# [Instruções]
Transforme em lista numerada as linhas situadas entre a que contém "paragraph-line: para que" e a que contém "paragraph-line: Dante es", ambas inclusive, deixando de fora as linhas em branco.

━━ Dados fornecidos ━━

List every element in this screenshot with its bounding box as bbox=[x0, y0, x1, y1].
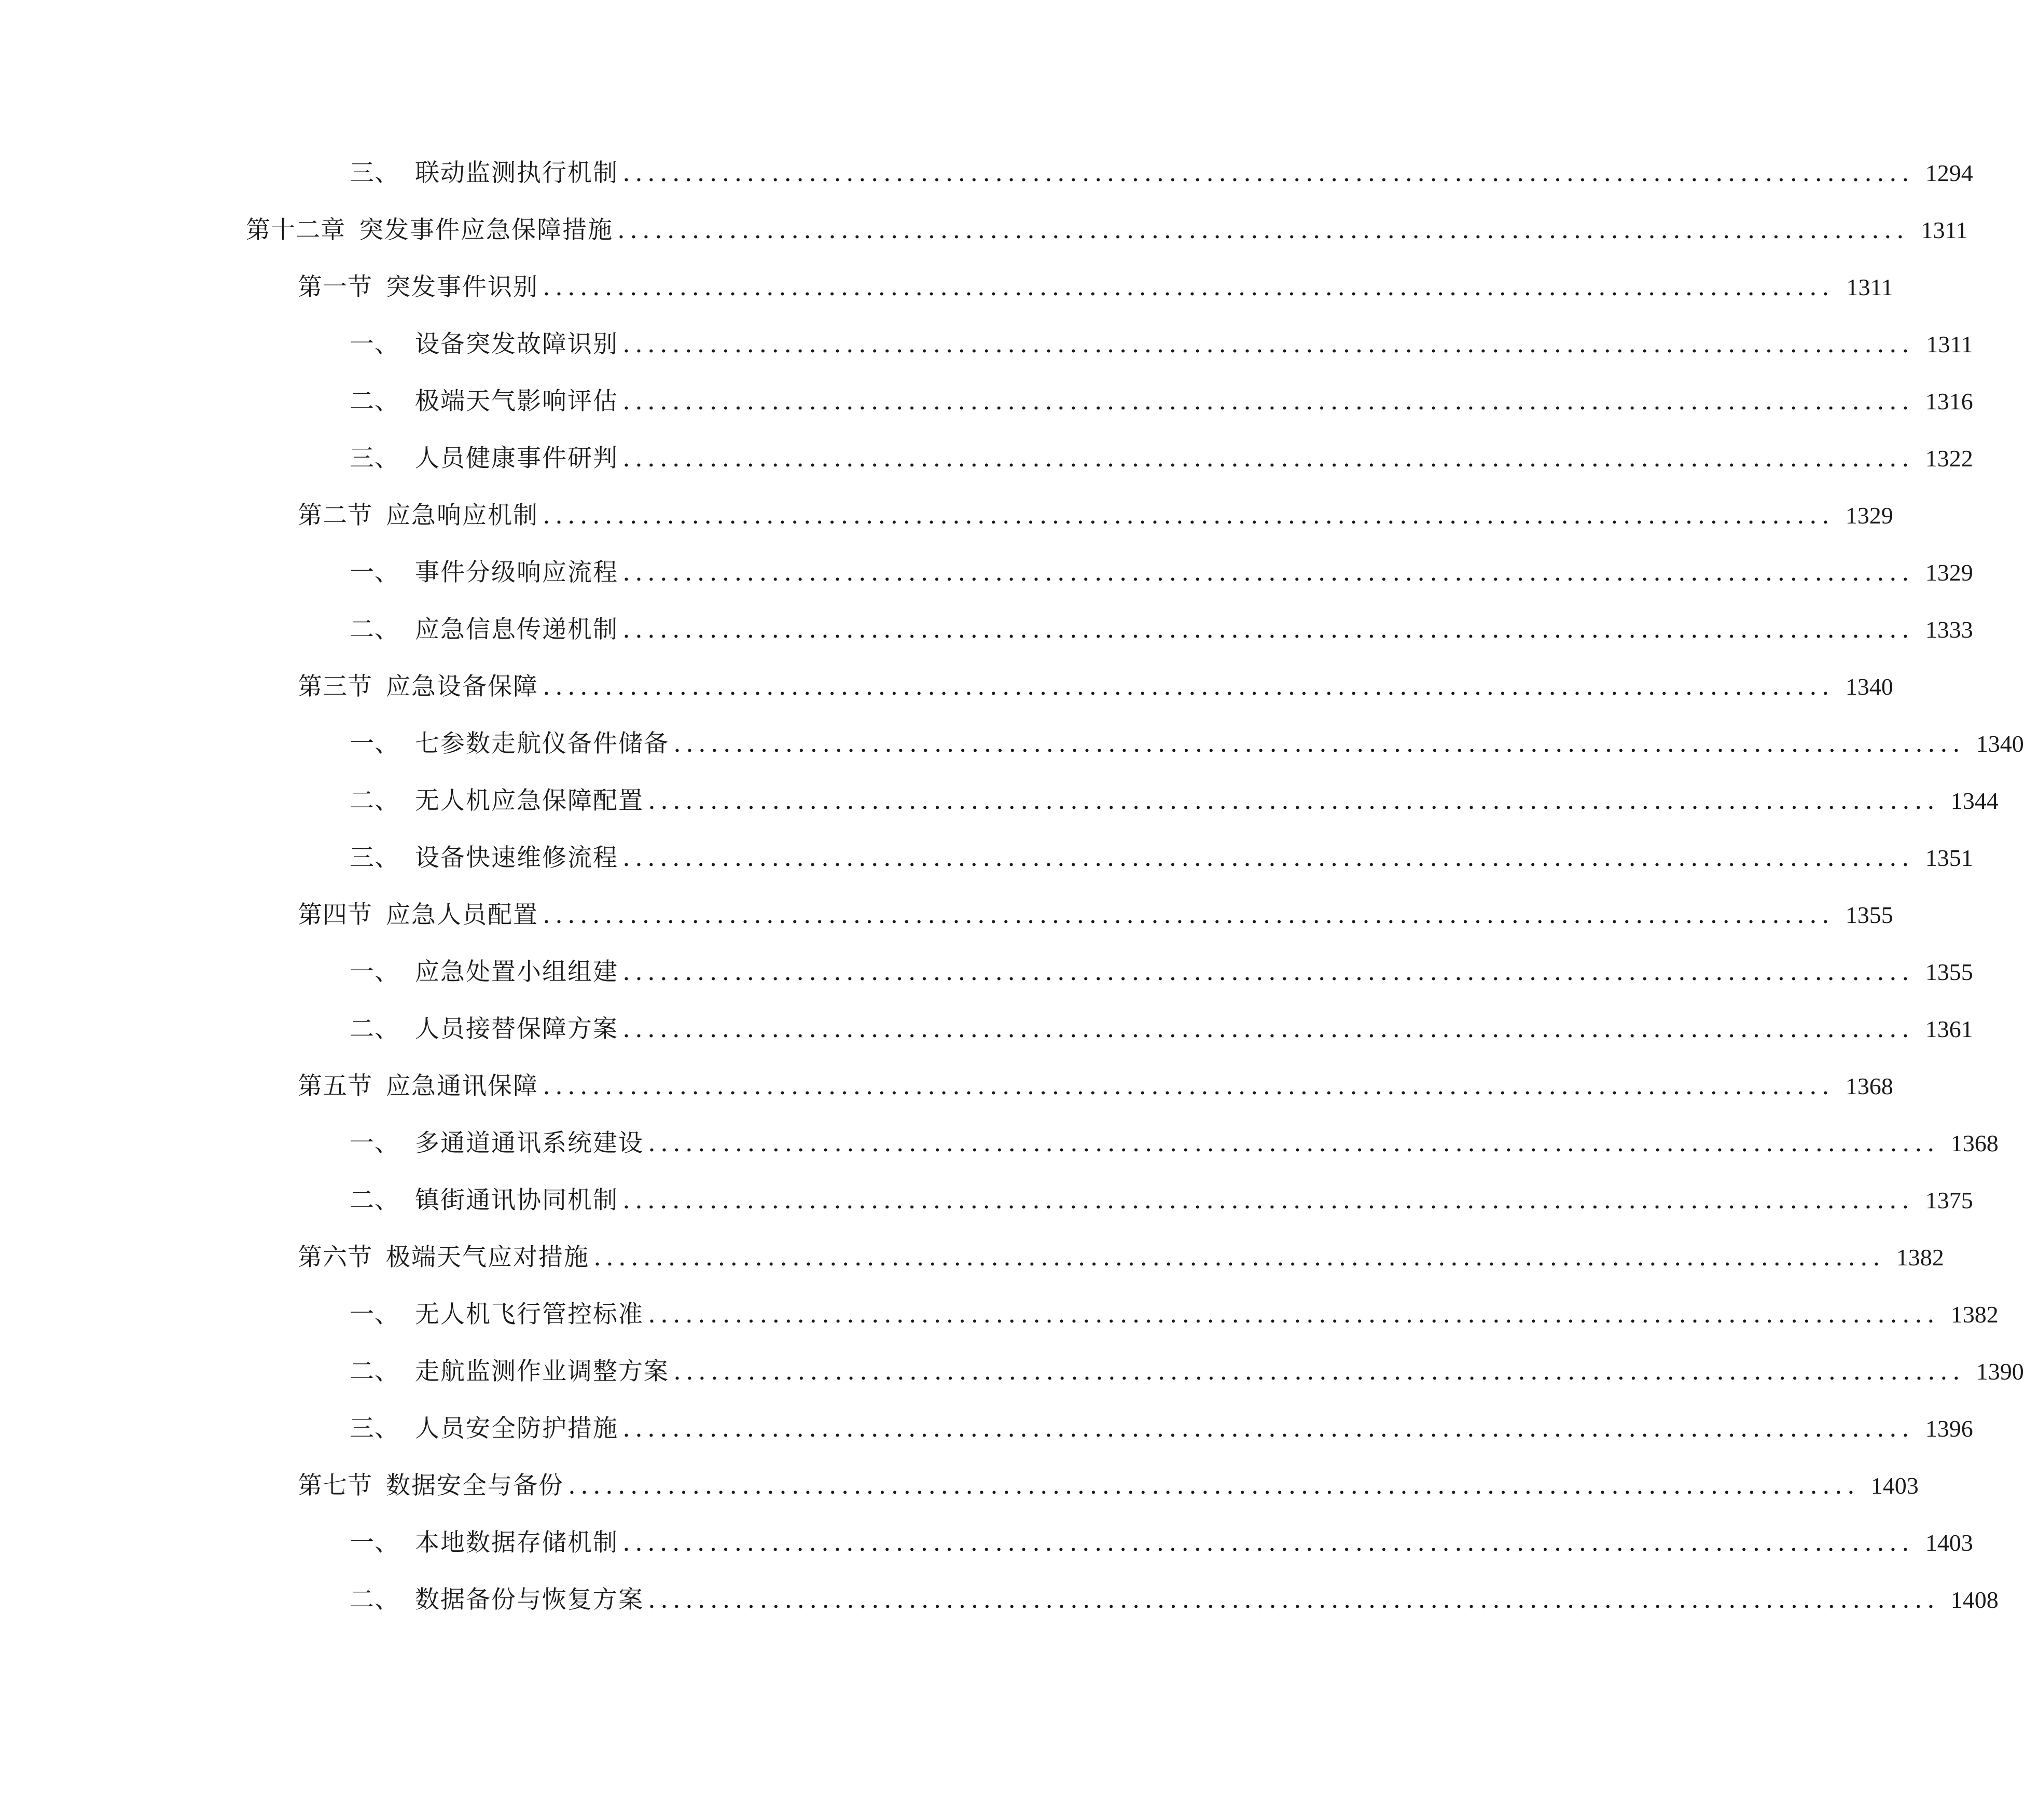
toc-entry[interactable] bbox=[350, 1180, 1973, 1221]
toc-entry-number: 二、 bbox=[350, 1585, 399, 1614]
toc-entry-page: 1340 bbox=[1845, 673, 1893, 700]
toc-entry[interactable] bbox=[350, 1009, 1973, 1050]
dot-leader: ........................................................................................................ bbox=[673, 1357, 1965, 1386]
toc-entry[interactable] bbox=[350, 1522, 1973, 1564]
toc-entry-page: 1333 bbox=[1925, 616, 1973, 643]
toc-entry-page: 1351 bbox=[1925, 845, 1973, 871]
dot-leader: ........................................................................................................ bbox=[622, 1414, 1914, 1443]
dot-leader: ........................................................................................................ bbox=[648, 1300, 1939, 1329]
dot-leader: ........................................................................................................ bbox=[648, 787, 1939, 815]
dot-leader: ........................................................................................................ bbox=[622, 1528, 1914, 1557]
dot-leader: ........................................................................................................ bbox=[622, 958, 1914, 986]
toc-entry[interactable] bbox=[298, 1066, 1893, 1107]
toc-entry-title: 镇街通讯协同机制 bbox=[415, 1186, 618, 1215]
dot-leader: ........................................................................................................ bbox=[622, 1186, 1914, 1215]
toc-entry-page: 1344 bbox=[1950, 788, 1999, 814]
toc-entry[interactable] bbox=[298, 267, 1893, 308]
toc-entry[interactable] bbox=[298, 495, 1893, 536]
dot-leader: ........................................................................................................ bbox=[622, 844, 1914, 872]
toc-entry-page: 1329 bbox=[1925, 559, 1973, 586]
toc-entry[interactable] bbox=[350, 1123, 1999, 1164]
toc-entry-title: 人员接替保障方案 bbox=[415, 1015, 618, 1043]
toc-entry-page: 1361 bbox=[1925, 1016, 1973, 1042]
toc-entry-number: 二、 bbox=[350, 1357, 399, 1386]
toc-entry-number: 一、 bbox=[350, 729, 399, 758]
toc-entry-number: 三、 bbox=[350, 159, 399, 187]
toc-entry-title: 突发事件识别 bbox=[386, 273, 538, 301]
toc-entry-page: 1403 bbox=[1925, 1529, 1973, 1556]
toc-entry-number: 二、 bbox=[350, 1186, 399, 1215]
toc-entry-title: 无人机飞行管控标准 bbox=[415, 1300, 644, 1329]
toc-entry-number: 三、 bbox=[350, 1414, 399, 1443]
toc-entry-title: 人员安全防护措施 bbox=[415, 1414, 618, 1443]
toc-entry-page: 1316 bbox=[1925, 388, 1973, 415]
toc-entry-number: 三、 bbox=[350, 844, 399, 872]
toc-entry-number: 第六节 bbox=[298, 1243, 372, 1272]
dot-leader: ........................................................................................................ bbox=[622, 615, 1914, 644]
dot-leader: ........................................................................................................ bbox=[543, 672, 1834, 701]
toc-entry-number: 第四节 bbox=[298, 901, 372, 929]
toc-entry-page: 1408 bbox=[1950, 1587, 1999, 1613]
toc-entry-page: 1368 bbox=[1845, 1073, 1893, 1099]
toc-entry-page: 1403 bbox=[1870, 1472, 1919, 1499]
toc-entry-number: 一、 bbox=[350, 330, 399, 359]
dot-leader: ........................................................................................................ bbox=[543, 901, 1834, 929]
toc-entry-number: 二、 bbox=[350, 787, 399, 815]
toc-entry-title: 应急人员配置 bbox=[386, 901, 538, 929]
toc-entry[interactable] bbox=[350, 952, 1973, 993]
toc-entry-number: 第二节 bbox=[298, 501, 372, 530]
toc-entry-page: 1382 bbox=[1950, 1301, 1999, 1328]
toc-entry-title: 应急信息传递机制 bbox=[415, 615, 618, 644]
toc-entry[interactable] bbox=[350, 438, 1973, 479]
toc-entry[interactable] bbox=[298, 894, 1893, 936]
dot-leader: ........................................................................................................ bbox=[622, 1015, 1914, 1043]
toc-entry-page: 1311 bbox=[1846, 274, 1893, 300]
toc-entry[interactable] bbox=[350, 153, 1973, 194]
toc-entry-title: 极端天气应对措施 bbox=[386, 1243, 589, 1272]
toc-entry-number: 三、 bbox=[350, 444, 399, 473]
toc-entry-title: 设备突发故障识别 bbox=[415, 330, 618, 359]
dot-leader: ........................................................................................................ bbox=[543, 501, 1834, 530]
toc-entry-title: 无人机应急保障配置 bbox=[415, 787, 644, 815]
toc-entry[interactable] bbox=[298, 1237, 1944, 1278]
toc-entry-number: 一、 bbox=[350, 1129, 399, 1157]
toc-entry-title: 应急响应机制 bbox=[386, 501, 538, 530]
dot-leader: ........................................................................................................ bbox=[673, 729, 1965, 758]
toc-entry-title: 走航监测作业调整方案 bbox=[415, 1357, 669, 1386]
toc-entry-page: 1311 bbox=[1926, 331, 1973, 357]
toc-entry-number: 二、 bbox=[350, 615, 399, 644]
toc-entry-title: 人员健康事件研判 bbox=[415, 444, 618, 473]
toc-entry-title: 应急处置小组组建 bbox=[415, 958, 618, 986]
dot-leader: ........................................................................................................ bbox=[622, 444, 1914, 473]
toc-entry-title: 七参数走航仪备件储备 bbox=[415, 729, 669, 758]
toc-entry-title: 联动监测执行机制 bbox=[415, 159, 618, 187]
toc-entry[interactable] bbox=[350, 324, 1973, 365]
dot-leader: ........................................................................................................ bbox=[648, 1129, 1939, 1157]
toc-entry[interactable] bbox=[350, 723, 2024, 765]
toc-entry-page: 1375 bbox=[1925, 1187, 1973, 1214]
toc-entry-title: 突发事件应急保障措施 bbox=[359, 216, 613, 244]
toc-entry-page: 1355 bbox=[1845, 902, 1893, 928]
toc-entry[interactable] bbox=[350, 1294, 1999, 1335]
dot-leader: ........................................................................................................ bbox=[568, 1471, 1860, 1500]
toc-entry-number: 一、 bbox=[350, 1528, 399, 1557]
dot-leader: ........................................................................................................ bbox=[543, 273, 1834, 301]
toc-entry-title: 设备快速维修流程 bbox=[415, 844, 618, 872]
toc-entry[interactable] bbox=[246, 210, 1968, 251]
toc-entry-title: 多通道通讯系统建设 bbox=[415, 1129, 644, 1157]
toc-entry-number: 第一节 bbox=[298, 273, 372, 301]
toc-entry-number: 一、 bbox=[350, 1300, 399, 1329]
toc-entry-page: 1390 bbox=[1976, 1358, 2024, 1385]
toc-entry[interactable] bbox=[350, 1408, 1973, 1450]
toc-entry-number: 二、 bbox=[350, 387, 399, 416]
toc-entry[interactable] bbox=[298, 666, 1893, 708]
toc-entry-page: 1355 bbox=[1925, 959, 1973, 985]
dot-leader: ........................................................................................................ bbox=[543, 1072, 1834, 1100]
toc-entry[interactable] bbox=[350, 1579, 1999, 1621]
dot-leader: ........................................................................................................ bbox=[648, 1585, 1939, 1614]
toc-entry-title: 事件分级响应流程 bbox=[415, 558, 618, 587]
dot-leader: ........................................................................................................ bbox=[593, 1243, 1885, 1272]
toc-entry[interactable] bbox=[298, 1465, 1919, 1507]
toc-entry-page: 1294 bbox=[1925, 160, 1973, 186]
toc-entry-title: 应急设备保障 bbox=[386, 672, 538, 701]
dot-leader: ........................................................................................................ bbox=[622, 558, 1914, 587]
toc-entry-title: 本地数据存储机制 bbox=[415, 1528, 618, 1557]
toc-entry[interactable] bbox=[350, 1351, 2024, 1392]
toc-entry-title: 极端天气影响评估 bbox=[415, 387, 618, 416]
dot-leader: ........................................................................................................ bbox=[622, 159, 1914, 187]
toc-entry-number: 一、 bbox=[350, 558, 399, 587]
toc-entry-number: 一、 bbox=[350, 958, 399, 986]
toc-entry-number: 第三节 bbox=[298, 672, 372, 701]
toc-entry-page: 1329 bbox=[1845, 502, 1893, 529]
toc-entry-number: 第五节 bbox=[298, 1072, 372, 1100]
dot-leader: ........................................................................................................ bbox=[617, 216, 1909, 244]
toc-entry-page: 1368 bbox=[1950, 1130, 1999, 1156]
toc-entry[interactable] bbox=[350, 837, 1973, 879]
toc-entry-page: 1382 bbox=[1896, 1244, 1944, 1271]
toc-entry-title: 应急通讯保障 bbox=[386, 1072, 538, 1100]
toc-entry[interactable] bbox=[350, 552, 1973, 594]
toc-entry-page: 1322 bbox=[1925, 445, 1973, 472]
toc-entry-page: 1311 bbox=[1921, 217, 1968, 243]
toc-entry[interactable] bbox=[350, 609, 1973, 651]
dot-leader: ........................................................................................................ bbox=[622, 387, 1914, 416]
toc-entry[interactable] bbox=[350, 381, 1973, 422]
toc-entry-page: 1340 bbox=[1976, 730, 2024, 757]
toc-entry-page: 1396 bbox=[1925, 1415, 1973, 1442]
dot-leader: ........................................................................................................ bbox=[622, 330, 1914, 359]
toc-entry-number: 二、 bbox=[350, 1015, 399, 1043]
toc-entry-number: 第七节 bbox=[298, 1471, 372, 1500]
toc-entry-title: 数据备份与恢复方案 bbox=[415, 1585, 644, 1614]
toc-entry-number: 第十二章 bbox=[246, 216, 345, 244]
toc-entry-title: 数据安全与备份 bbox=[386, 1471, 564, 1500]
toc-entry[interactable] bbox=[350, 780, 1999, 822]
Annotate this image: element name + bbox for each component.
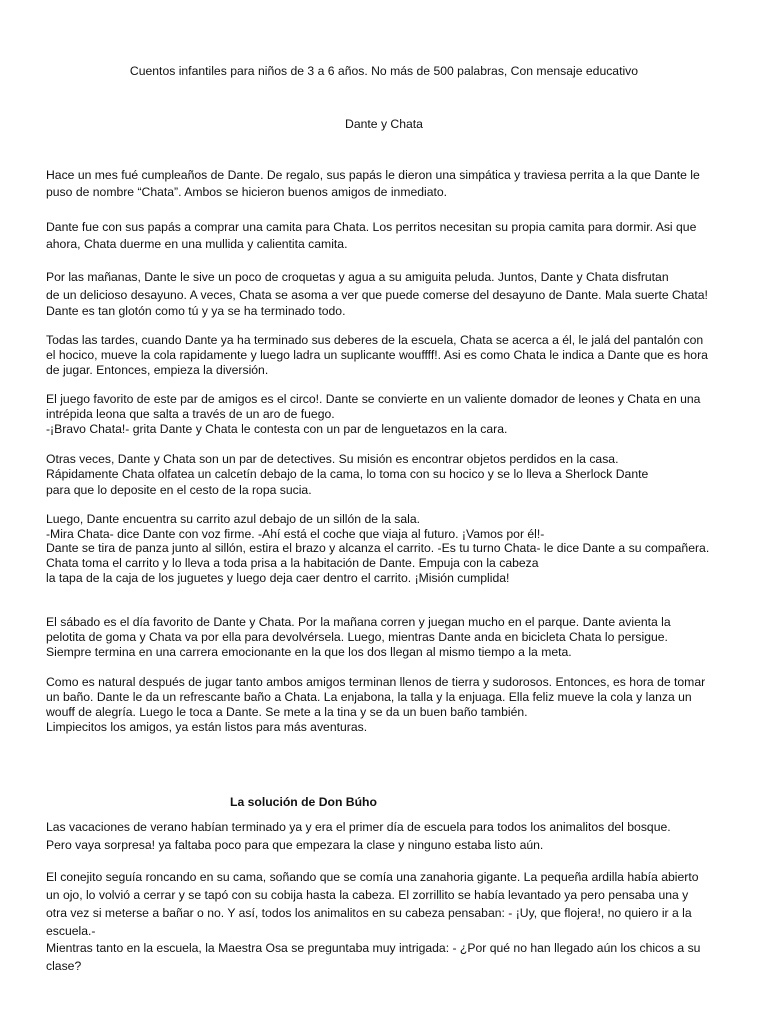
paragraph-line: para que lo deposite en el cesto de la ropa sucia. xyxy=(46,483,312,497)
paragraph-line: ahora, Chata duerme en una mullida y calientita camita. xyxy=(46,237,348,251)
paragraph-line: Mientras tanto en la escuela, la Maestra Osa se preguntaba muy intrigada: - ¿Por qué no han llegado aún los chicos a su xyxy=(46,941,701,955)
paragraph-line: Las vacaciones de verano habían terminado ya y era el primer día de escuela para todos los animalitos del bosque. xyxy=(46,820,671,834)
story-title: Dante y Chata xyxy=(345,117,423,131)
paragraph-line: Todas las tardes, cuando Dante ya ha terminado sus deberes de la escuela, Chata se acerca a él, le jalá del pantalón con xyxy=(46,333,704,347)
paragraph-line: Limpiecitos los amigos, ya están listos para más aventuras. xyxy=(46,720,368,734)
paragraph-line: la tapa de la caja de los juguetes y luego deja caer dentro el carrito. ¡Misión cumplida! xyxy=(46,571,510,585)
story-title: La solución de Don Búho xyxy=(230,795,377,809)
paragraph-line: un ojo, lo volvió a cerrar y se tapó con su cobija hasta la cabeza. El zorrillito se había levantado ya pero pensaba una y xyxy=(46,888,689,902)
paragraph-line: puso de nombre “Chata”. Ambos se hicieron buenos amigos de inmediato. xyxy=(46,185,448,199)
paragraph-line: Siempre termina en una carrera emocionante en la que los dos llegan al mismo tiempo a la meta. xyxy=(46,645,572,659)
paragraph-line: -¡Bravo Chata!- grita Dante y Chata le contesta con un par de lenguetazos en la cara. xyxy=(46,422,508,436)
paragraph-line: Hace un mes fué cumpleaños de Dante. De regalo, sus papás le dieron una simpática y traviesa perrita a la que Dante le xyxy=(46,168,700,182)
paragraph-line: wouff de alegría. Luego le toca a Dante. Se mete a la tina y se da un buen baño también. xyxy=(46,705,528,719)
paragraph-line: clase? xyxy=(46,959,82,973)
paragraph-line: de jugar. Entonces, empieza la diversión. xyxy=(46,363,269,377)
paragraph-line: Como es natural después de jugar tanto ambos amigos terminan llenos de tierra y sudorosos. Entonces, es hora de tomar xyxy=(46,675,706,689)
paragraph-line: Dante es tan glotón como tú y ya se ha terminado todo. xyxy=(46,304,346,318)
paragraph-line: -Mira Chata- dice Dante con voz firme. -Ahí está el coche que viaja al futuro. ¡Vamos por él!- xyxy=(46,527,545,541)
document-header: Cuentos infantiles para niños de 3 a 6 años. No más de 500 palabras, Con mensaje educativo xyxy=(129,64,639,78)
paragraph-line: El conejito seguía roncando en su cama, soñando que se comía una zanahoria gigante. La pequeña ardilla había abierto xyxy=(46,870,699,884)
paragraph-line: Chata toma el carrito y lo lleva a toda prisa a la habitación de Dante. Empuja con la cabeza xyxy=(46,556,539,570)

━━━

# [Resultado da tarefa]
1. paragraph-line: para que lo deposite en el cesto de la ropa sucia. xyxy=(46,483,312,497)
2. paragraph-line: ahora, Chata duerme en una mullida y calientita camita. xyxy=(46,237,348,251)
3. paragraph-line: Mientras tanto en la escuela, la Maestra Osa se preguntaba muy intrigada: - ¿Por qué no han llegado aún los chicos a su xyxy=(46,941,701,955)
4. paragraph-line: Las vacaciones de verano habían terminado ya y era el primer día de escuela para todos los animalitos del bosque. xyxy=(46,820,671,834)
5. story-title: Dante y Chata xyxy=(345,117,423,131)
6. paragraph-line: Todas las tardes, cuando Dante ya ha terminado sus deberes de la escuela, Chata se acerca a él, le jalá del pantalón con xyxy=(46,333,704,347)
7. paragraph-line: Limpiecitos los amigos, ya están listos para más aventuras. xyxy=(46,720,368,734)
8. paragraph-line: la tapa de la caja de los juguetes y luego deja caer dentro el carrito. ¡Misión cumplida! xyxy=(46,571,510,585)
9. story-title: La solución de Don Búho xyxy=(230,795,377,809)
10. paragraph-line: un ojo, lo volvió a cerrar y se tapó con su cobija hasta la cabeza. El zorrillito se había levantado ya pero pensaba una y xyxy=(46,888,689,902)
11. paragraph-line: puso de nombre “Chata”. Ambos se hicieron buenos amigos de inmediato. xyxy=(46,185,448,199)
12. paragraph-line: Siempre termina en una carrera emocionante en la que los dos llegan al mismo tiempo a la meta. xyxy=(46,645,572,659)
13. paragraph-line: -¡Bravo Chata!- grita Dante y Chata le contesta con un par de lenguetazos en la cara. xyxy=(46,422,508,436)
14. paragraph-line: Hace un mes fué cumpleaños de Dante. De regalo, sus papás le dieron una simpática y traviesa perrita a la que Dante le xyxy=(46,168,700,182)
15. paragraph-line: wouff de alegría. Luego le toca a Dante. Se mete a la tina y se da un buen baño también. xyxy=(46,705,528,719)
16. paragraph-line: clase? xyxy=(46,959,82,973)
17. paragraph-line: de jugar. Entonces, empieza la diversión. xyxy=(46,363,269,377)
18. paragraph-line: Como es natural después de jugar tanto ambos amigos terminan llenos de tierra y sudorosos. Entonces, es hora de tomar xyxy=(46,675,706,689)
19. paragraph-line: Dante es tan glotón como tú y ya se ha terminado todo. xyxy=(46,304,346,318)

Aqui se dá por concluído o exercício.